### INPUT DATA
## begin
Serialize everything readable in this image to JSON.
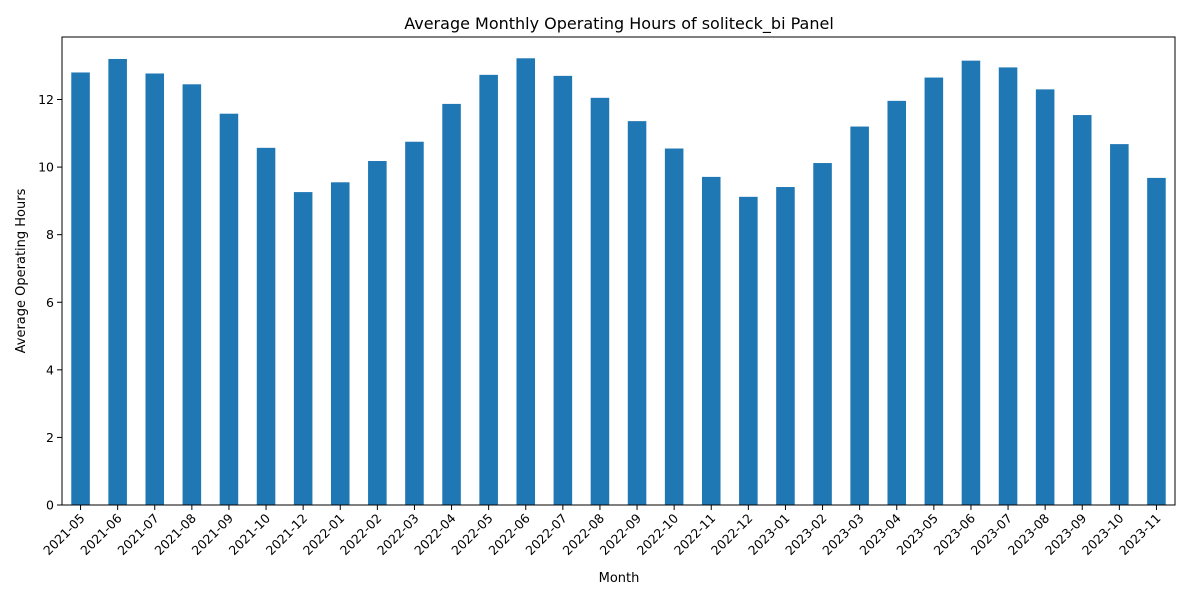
{
  "chart_data": {
    "type": "bar",
    "title": "Average Monthly Operating Hours of soliteck_bi Panel",
    "xlabel": "Month",
    "ylabel": "Average Operating Hours",
    "categories": [
      "2021-05",
      "2021-06",
      "2021-07",
      "2021-08",
      "2021-09",
      "2021-10",
      "2021-12",
      "2022-01",
      "2022-02",
      "2022-03",
      "2022-04",
      "2022-05",
      "2022-06",
      "2022-07",
      "2022-08",
      "2022-09",
      "2022-10",
      "2022-11",
      "2022-12",
      "2023-01",
      "2023-02",
      "2023-03",
      "2023-04",
      "2023-05",
      "2023-06",
      "2023-07",
      "2023-08",
      "2023-09",
      "2023-10",
      "2023-11"
    ],
    "values": [
      12.8,
      13.2,
      12.77,
      12.45,
      11.58,
      10.57,
      9.26,
      9.55,
      10.18,
      10.75,
      11.87,
      12.73,
      13.22,
      12.7,
      12.05,
      11.36,
      10.55,
      9.71,
      9.12,
      9.41,
      10.12,
      11.2,
      11.96,
      12.65,
      13.15,
      12.95,
      12.3,
      11.54,
      10.68,
      9.68
    ],
    "ylim": [
      0,
      13.85
    ],
    "yticks": [
      0,
      2,
      4,
      6,
      8,
      10,
      12
    ],
    "grid": false,
    "legend": "none",
    "bar_color": "#1f77b4"
  }
}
## end
### STATED EXERCISE
Every record is to be reproduced exactly, with no pictures included.

### THE COMPLETED TASK
Serialize everything readable in this image to JSON.
{
  "chart_data": {
    "type": "bar",
    "title": "Average Monthly Operating Hours of soliteck_bi Panel",
    "xlabel": "Month",
    "ylabel": "Average Operating Hours",
    "categories": [
      "2021-05",
      "2021-06",
      "2021-07",
      "2021-08",
      "2021-09",
      "2021-10",
      "2021-12",
      "2022-01",
      "2022-02",
      "2022-03",
      "2022-04",
      "2022-05",
      "2022-06",
      "2022-07",
      "2022-08",
      "2022-09",
      "2022-10",
      "2022-11",
      "2022-12",
      "2023-01",
      "2023-02",
      "2023-03",
      "2023-04",
      "2023-05",
      "2023-06",
      "2023-07",
      "2023-08",
      "2023-09",
      "2023-10",
      "2023-11"
    ],
    "values": [
      12.8,
      13.2,
      12.77,
      12.45,
      11.58,
      10.57,
      9.26,
      9.55,
      10.18,
      10.75,
      11.87,
      12.73,
      13.22,
      12.7,
      12.05,
      11.36,
      10.55,
      9.71,
      9.12,
      9.41,
      10.12,
      11.2,
      11.96,
      12.65,
      13.15,
      12.95,
      12.3,
      11.54,
      10.68,
      9.68
    ],
    "ylim": [
      0,
      13.85
    ],
    "yticks": [
      0,
      2,
      4,
      6,
      8,
      10,
      12
    ],
    "grid": false,
    "legend": "none",
    "bar_color": "#1f77b4"
  }
}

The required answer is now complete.